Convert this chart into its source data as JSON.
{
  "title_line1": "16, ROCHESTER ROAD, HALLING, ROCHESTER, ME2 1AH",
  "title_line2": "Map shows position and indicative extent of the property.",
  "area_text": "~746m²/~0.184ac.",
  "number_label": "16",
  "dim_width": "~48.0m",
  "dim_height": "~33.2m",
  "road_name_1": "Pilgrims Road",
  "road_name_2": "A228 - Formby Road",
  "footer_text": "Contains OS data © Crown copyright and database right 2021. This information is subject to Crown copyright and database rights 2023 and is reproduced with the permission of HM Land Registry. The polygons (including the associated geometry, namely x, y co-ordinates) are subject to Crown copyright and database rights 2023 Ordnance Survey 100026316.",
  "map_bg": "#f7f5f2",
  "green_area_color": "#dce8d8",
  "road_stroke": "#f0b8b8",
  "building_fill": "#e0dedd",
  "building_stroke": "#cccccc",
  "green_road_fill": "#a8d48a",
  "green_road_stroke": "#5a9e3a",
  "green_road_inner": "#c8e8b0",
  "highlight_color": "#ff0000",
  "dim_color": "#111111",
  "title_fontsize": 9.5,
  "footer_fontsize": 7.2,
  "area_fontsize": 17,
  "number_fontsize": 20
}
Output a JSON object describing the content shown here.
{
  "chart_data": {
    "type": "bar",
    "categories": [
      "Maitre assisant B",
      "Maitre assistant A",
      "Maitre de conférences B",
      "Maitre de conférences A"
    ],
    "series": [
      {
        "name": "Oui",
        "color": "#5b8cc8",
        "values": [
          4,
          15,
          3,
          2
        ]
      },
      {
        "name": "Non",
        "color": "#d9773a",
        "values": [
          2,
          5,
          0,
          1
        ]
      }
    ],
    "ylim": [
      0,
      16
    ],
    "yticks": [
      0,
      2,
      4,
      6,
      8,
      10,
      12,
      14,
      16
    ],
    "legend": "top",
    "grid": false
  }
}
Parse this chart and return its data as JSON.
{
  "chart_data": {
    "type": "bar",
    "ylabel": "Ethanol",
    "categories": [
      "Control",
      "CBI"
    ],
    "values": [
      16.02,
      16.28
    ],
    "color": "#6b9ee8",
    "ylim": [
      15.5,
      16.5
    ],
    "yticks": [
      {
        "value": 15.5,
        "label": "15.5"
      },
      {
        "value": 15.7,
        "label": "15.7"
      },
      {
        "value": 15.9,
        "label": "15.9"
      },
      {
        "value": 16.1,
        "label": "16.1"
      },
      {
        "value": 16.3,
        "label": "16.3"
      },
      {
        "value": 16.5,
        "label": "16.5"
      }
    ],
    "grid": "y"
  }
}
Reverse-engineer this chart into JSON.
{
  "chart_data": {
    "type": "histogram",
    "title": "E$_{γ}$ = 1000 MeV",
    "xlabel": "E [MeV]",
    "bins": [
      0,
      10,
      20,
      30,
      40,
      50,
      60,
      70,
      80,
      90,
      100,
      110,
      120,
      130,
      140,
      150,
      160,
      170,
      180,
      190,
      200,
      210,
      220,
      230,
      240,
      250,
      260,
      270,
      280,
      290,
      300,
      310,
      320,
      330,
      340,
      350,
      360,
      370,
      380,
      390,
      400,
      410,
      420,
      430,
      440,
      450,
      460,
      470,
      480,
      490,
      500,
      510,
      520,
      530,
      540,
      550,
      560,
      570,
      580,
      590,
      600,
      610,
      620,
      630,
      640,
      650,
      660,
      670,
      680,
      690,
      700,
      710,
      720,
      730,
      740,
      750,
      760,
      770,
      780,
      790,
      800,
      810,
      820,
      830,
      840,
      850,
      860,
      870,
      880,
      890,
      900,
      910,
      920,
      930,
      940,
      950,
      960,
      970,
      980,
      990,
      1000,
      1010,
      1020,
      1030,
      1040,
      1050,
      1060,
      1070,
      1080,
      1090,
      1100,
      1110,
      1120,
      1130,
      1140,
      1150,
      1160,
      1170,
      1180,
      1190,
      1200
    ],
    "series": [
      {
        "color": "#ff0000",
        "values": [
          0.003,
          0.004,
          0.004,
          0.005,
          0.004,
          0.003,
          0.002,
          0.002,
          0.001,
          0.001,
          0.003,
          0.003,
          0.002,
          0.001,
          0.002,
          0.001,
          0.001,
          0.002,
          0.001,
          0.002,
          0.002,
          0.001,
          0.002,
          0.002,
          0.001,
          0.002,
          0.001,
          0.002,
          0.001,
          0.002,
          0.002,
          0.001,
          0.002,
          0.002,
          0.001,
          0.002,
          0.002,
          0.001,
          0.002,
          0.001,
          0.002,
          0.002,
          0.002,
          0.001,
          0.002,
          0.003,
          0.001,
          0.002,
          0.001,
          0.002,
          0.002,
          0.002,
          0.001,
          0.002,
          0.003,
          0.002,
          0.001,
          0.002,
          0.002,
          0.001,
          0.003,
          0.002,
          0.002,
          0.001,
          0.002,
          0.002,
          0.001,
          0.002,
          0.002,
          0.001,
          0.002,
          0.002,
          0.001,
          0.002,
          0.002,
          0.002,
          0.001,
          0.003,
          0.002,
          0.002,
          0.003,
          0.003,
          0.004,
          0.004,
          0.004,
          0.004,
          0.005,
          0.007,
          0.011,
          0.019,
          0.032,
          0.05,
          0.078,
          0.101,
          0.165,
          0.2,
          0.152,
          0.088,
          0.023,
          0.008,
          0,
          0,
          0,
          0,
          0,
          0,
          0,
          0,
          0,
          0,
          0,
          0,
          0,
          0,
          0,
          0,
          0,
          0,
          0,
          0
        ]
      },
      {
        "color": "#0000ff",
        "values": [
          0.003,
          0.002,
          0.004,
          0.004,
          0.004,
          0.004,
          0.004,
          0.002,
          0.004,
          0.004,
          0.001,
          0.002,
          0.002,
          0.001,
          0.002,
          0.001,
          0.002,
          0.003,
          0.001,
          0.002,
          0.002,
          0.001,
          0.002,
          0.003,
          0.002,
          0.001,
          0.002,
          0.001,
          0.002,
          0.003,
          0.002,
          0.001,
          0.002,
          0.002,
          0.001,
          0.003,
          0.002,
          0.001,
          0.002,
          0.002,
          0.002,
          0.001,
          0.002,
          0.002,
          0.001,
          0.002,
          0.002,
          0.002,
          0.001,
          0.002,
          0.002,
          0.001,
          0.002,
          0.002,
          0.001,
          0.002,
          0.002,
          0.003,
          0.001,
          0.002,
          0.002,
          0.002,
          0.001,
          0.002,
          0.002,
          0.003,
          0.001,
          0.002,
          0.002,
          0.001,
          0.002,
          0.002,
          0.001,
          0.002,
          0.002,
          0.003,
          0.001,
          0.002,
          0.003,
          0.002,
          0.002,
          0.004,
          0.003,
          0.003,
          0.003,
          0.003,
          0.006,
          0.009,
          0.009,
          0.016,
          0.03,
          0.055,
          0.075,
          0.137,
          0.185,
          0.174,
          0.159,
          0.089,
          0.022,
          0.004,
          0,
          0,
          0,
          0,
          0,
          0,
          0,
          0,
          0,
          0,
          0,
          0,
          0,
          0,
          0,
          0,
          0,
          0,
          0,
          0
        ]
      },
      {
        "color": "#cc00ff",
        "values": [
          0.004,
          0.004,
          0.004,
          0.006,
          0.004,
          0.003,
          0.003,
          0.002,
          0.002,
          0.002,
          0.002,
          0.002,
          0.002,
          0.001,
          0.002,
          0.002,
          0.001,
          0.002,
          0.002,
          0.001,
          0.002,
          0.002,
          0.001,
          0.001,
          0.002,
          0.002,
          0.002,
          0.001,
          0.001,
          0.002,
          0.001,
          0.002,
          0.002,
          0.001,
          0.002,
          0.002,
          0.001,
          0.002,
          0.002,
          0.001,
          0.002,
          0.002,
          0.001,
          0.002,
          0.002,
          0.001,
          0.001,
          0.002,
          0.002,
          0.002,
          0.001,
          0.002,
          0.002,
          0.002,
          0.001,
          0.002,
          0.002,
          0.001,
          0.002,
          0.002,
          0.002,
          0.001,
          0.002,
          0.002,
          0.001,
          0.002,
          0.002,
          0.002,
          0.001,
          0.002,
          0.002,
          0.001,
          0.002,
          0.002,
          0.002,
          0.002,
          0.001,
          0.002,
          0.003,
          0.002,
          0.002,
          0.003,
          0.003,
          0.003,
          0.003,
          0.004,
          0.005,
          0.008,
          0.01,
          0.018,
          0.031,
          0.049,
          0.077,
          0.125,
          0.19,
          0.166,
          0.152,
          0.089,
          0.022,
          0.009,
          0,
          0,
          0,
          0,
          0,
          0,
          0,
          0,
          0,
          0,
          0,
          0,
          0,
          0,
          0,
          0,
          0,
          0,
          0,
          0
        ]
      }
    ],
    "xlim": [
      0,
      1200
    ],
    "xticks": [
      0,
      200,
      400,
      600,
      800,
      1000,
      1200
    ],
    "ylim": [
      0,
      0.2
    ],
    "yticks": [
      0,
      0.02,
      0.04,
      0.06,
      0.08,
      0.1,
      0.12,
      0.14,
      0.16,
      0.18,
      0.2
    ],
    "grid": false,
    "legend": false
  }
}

################

Request
Using the listing above, gather each line that holds the string "into" and copy it.

Exercise result
Convert this chart into its source data as JSON.
Reverse-engineer this chart into JSON.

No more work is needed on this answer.